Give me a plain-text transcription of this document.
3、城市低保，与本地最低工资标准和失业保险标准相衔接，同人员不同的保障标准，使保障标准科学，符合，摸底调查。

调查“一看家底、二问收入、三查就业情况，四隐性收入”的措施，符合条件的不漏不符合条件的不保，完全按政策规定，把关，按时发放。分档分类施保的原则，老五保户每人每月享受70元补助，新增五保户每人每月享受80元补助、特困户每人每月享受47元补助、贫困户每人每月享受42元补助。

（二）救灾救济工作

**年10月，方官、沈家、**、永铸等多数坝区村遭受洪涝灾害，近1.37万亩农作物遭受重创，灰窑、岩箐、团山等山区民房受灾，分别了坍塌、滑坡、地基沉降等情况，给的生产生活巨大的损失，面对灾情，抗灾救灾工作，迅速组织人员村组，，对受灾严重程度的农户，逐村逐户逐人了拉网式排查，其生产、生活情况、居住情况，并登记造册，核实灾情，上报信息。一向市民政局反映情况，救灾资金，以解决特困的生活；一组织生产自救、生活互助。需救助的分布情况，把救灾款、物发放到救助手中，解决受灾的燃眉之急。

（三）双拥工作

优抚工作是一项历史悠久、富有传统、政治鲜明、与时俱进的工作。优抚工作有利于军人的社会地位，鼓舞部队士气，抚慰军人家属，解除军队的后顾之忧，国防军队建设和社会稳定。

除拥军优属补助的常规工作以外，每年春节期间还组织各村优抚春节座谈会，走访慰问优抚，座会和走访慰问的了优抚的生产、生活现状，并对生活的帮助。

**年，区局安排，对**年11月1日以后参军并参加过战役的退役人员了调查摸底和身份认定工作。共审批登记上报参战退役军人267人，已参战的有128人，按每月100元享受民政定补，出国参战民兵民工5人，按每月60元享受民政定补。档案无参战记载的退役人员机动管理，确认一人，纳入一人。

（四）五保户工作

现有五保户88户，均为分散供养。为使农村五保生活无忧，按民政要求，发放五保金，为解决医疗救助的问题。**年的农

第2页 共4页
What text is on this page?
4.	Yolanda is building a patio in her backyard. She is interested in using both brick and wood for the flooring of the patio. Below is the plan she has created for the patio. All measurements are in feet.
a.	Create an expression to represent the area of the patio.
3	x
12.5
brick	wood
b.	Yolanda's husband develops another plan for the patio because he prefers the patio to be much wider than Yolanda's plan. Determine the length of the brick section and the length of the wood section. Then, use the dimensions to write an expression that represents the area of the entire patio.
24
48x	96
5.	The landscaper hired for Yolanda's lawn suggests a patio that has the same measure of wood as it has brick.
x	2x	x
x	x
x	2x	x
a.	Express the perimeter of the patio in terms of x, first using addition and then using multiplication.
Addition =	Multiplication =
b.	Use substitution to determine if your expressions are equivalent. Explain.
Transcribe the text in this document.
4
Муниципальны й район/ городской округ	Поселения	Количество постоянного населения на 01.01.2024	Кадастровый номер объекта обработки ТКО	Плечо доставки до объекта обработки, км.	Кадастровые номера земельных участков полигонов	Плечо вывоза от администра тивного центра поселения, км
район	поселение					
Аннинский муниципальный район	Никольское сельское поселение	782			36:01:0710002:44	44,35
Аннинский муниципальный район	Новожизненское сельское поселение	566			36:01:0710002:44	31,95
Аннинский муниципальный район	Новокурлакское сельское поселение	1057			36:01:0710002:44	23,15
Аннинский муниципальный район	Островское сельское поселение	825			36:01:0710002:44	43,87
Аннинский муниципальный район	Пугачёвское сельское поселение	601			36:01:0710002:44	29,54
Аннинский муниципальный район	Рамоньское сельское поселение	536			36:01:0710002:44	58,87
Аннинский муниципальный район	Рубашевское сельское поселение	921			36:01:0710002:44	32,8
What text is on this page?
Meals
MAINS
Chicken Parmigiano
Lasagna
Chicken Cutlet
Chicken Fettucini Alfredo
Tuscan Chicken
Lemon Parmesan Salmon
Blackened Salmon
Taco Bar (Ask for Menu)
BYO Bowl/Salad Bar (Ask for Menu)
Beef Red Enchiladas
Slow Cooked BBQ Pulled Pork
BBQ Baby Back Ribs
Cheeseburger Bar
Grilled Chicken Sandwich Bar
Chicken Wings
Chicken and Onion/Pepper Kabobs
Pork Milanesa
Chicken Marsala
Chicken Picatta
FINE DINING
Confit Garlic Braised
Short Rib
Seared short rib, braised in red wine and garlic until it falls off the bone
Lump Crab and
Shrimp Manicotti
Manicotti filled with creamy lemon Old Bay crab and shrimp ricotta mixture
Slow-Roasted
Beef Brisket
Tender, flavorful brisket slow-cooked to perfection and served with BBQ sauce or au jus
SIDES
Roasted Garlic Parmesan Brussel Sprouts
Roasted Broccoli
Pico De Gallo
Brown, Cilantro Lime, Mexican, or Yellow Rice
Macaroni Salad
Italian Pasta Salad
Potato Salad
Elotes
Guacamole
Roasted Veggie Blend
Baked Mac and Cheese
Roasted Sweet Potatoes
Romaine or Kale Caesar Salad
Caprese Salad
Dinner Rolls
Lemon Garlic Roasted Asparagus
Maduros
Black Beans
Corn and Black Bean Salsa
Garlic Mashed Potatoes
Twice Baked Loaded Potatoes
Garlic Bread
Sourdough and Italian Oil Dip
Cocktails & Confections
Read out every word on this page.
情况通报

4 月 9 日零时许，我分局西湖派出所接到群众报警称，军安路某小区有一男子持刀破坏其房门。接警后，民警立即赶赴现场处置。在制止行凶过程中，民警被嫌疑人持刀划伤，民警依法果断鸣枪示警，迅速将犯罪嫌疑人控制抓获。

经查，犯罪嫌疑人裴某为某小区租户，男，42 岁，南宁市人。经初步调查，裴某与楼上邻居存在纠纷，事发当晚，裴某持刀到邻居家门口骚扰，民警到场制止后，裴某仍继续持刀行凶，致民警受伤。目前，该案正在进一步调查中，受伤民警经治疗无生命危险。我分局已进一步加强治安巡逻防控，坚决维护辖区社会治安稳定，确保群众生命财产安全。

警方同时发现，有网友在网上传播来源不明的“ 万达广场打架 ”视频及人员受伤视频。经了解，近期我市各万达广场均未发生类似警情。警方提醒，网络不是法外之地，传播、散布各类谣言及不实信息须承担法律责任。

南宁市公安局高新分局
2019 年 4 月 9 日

*-*-*

#### TASK PROMPT
Check each line above for the string "Chicken", then copy the ones that have it.

#### WRITTEN ANSWER
Chicken Parmigiano
Chicken Cutlet
Chicken Fettucini Alfredo
Tuscan Chicken
Grilled Chicken Sandwich Bar
Chicken Wings
Chicken and Onion/Pepper Kabobs
Chicken Marsala
Chicken Picatta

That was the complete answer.